(Beginning of RECORDED DATA)
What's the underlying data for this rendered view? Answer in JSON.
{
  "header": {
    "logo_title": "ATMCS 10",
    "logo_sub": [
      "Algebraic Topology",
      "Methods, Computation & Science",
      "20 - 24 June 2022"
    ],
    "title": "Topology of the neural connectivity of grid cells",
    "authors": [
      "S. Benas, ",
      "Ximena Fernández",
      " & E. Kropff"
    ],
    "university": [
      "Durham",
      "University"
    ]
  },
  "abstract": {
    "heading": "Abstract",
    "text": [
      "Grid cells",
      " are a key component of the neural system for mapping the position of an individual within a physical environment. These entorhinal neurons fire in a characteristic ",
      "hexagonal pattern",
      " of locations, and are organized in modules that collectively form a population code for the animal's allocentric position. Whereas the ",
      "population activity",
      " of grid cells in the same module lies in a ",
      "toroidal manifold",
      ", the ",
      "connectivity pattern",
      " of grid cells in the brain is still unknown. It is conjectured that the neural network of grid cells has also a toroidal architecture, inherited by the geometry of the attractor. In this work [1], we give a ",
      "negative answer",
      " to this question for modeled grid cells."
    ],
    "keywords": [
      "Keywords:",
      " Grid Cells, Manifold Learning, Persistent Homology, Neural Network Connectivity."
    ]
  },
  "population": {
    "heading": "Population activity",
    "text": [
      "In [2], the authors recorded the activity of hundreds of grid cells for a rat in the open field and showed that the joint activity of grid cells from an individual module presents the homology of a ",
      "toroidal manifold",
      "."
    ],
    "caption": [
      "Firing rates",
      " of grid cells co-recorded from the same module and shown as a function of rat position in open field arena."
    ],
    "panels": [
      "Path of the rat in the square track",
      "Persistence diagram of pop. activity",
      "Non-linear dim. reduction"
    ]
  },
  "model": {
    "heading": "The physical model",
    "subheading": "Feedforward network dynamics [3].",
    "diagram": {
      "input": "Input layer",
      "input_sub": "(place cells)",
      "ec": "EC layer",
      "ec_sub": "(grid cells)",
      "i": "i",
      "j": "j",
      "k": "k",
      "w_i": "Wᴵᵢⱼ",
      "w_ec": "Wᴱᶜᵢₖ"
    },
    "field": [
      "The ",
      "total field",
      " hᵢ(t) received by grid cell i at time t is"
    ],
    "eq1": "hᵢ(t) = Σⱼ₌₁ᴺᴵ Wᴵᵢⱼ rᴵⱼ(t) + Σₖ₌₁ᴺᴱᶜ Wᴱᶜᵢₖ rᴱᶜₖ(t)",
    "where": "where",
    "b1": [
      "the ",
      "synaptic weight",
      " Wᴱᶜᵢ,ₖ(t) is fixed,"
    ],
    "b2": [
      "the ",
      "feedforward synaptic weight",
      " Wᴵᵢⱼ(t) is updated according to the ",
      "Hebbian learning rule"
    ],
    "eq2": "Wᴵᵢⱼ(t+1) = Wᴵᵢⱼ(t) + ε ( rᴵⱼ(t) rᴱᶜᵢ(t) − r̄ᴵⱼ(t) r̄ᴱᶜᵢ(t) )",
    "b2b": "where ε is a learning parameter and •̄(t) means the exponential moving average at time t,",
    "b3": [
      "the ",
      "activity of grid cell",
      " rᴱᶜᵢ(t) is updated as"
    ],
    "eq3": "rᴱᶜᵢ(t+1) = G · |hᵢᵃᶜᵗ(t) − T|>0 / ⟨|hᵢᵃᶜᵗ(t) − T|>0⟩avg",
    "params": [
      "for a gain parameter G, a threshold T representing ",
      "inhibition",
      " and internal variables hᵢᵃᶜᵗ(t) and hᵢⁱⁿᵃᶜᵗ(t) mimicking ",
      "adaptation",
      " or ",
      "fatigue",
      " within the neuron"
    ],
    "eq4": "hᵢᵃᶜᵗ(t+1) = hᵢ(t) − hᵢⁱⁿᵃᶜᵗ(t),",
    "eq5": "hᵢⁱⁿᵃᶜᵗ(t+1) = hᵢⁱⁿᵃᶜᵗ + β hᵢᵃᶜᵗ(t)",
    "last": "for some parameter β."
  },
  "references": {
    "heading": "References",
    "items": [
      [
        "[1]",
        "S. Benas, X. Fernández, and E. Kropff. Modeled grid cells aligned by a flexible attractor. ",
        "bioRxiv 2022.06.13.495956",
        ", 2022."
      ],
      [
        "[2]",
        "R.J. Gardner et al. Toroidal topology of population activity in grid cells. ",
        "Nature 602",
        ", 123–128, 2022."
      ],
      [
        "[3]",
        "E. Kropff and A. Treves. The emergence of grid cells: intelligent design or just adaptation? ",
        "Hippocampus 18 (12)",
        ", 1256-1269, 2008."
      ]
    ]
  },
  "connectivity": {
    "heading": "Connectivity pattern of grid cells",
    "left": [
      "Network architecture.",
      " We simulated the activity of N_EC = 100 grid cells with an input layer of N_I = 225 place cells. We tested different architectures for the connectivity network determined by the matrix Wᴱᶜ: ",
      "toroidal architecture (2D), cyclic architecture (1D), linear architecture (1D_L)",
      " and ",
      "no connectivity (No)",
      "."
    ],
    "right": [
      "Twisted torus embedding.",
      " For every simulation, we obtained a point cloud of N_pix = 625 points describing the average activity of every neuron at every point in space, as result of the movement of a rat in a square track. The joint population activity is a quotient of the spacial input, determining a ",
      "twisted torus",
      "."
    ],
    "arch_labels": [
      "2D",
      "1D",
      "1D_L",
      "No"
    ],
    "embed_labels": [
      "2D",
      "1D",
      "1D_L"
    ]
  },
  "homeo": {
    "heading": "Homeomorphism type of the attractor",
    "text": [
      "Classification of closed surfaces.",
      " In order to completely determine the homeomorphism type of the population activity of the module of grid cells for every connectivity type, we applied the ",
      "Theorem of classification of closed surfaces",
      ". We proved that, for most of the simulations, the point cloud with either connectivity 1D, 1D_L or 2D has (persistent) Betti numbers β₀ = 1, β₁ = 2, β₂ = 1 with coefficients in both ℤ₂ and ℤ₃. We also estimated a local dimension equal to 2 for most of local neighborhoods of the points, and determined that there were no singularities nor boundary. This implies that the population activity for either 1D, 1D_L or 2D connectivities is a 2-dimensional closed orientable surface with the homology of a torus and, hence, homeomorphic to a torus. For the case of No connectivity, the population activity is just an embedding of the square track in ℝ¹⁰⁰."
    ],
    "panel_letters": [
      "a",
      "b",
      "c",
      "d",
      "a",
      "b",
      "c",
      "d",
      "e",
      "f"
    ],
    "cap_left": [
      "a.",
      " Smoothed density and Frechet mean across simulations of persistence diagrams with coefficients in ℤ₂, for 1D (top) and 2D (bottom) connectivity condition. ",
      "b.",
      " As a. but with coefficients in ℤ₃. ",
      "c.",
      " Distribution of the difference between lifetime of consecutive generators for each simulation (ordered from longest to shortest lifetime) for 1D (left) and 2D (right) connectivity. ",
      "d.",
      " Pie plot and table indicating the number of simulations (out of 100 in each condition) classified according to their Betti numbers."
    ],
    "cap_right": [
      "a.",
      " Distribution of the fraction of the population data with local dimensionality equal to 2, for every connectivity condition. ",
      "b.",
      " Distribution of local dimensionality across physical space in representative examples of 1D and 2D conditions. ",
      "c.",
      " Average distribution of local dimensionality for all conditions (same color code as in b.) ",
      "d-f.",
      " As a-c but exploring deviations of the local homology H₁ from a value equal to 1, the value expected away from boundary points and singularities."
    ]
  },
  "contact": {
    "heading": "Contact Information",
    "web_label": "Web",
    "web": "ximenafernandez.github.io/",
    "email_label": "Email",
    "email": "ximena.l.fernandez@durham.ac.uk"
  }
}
(End of RECORDED DATA)
§ YOUR ASSIGNMENT
All entries above are to be copied exactly, with none left out.

§ YOUR RESPONSE
What's the underlying data for this rendered view? Answer in JSON.
{
  "header": {
    "logo_title": "ATMCS 10",
    "logo_sub": [
      "Algebraic Topology",
      "Methods, Computation & Science",
      "20 - 24 June 2022"
    ],
    "title": "Topology of the neural connectivity of grid cells",
    "authors": [
      "S. Benas, ",
      "Ximena Fernández",
      " & E. Kropff"
    ],
    "university": [
      "Durham",
      "University"
    ]
  },
  "abstract": {
    "heading": "Abstract",
    "text": [
      "Grid cells",
      " are a key component of the neural system for mapping the position of an individual within a physical environment. These entorhinal neurons fire in a characteristic ",
      "hexagonal pattern",
      " of locations, and are organized in modules that collectively form a population code for the animal's allocentric position. Whereas the ",
      "population activity",
      " of grid cells in the same module lies in a ",
      "toroidal manifold",
      ", the ",
      "connectivity pattern",
      " of grid cells in the brain is still unknown. It is conjectured that the neural network of grid cells has also a toroidal architecture, inherited by the geometry of the attractor. In this work [1], we give a ",
      "negative answer",
      " to this question for modeled grid cells."
    ],
    "keywords": [
      "Keywords:",
      " Grid Cells, Manifold Learning, Persistent Homology, Neural Network Connectivity."
    ]
  },
  "population": {
    "heading": "Population activity",
    "text": [
      "In [2], the authors recorded the activity of hundreds of grid cells for a rat in the open field and showed that the joint activity of grid cells from an individual module presents the homology of a ",
      "toroidal manifold",
      "."
    ],
    "caption": [
      "Firing rates",
      " of grid cells co-recorded from the same module and shown as a function of rat position in open field arena."
    ],
    "panels": [
      "Path of the rat in the square track",
      "Persistence diagram of pop. activity",
      "Non-linear dim. reduction"
    ]
  },
  "model": {
    "heading": "The physical model",
    "subheading": "Feedforward network dynamics [3].",
    "diagram": {
      "input": "Input layer",
      "input_sub": "(place cells)",
      "ec": "EC layer",
      "ec_sub": "(grid cells)",
      "i": "i",
      "j": "j",
      "k": "k",
      "w_i": "Wᴵᵢⱼ",
      "w_ec": "Wᴱᶜᵢₖ"
    },
    "field": [
      "The ",
      "total field",
      " hᵢ(t) received by grid cell i at time t is"
    ],
    "eq1": "hᵢ(t) = Σⱼ₌₁ᴺᴵ Wᴵᵢⱼ rᴵⱼ(t) + Σₖ₌₁ᴺᴱᶜ Wᴱᶜᵢₖ rᴱᶜₖ(t)",
    "where": "where",
    "b1": [
      "the ",
      "synaptic weight",
      " Wᴱᶜᵢ,ₖ(t) is fixed,"
    ],
    "b2": [
      "the ",
      "feedforward synaptic weight",
      " Wᴵᵢⱼ(t) is updated according to the ",
      "Hebbian learning rule"
    ],
    "eq2": "Wᴵᵢⱼ(t+1) = Wᴵᵢⱼ(t) + ε ( rᴵⱼ(t) rᴱᶜᵢ(t) − r̄ᴵⱼ(t) r̄ᴱᶜᵢ(t) )",
    "b2b": "where ε is a learning parameter and •̄(t) means the exponential moving average at time t,",
    "b3": [
      "the ",
      "activity of grid cell",
      " rᴱᶜᵢ(t) is updated as"
    ],
    "eq3": "rᴱᶜᵢ(t+1) = G · |hᵢᵃᶜᵗ(t) − T|>0 / ⟨|hᵢᵃᶜᵗ(t) − T|>0⟩avg",
    "params": [
      "for a gain parameter G, a threshold T representing ",
      "inhibition",
      " and internal variables hᵢᵃᶜᵗ(t) and hᵢⁱⁿᵃᶜᵗ(t) mimicking ",
      "adaptation",
      " or ",
      "fatigue",
      " within the neuron"
    ],
    "eq4": "hᵢᵃᶜᵗ(t+1) = hᵢ(t) − hᵢⁱⁿᵃᶜᵗ(t),",
    "eq5": "hᵢⁱⁿᵃᶜᵗ(t+1) = hᵢⁱⁿᵃᶜᵗ + β hᵢᵃᶜᵗ(t)",
    "last": "for some parameter β."
  },
  "references": {
    "heading": "References",
    "items": [
      [
        "[1]",
        "S. Benas, X. Fernández, and E. Kropff. Modeled grid cells aligned by a flexible attractor. ",
        "bioRxiv 2022.06.13.495956",
        ", 2022."
      ],
      [
        "[2]",
        "R.J. Gardner et al. Toroidal topology of population activity in grid cells. ",
        "Nature 602",
        ", 123–128, 2022."
      ],
      [
        "[3]",
        "E. Kropff and A. Treves. The emergence of grid cells: intelligent design or just adaptation? ",
        "Hippocampus 18 (12)",
        ", 1256-1269, 2008."
      ]
    ]
  },
  "connectivity": {
    "heading": "Connectivity pattern of grid cells",
    "left": [
      "Network architecture.",
      " We simulated the activity of N_EC = 100 grid cells with an input layer of N_I = 225 place cells. We tested different architectures for the connectivity network determined by the matrix Wᴱᶜ: ",
      "toroidal architecture (2D), cyclic architecture (1D), linear architecture (1D_L)",
      " and ",
      "no connectivity (No)",
      "."
    ],
    "right": [
      "Twisted torus embedding.",
      " For every simulation, we obtained a point cloud of N_pix = 625 points describing the average activity of every neuron at every point in space, as result of the movement of a rat in a square track. The joint population activity is a quotient of the spacial input, determining a ",
      "twisted torus",
      "."
    ],
    "arch_labels": [
      "2D",
      "1D",
      "1D_L",
      "No"
    ],
    "embed_labels": [
      "2D",
      "1D",
      "1D_L"
    ]
  },
  "homeo": {
    "heading": "Homeomorphism type of the attractor",
    "text": [
      "Classification of closed surfaces.",
      " In order to completely determine the homeomorphism type of the population activity of the module of grid cells for every connectivity type, we applied the ",
      "Theorem of classification of closed surfaces",
      ". We proved that, for most of the simulations, the point cloud with either connectivity 1D, 1D_L or 2D has (persistent) Betti numbers β₀ = 1, β₁ = 2, β₂ = 1 with coefficients in both ℤ₂ and ℤ₃. We also estimated a local dimension equal to 2 for most of local neighborhoods of the points, and determined that there were no singularities nor boundary. This implies that the population activity for either 1D, 1D_L or 2D connectivities is a 2-dimensional closed orientable surface with the homology of a torus and, hence, homeomorphic to a torus. For the case of No connectivity, the population activity is just an embedding of the square track in ℝ¹⁰⁰."
    ],
    "panel_letters": [
      "a",
      "b",
      "c",
      "d",
      "a",
      "b",
      "c",
      "d",
      "e",
      "f"
    ],
    "cap_left": [
      "a.",
      " Smoothed density and Frechet mean across simulations of persistence diagrams with coefficients in ℤ₂, for 1D (top) and 2D (bottom) connectivity condition. ",
      "b.",
      " As a. but with coefficients in ℤ₃. ",
      "c.",
      " Distribution of the difference between lifetime of consecutive generators for each simulation (ordered from longest to shortest lifetime) for 1D (left) and 2D (right) connectivity. ",
      "d.",
      " Pie plot and table indicating the number of simulations (out of 100 in each condition) classified according to their Betti numbers."
    ],
    "cap_right": [
      "a.",
      " Distribution of the fraction of the population data with local dimensionality equal to 2, for every connectivity condition. ",
      "b.",
      " Distribution of local dimensionality across physical space in representative examples of 1D and 2D conditions. ",
      "c.",
      " Average distribution of local dimensionality for all conditions (same color code as in b.) ",
      "d-f.",
      " As a-c but exploring deviations of the local homology H₁ from a value equal to 1, the value expected away from boundary points and singularities."
    ]
  },
  "contact": {
    "heading": "Contact Information",
    "web_label": "Web",
    "web": "ximenafernandez.github.io/",
    "email_label": "Email",
    "email": "ximena.l.fernandez@durham.ac.uk"
  }
}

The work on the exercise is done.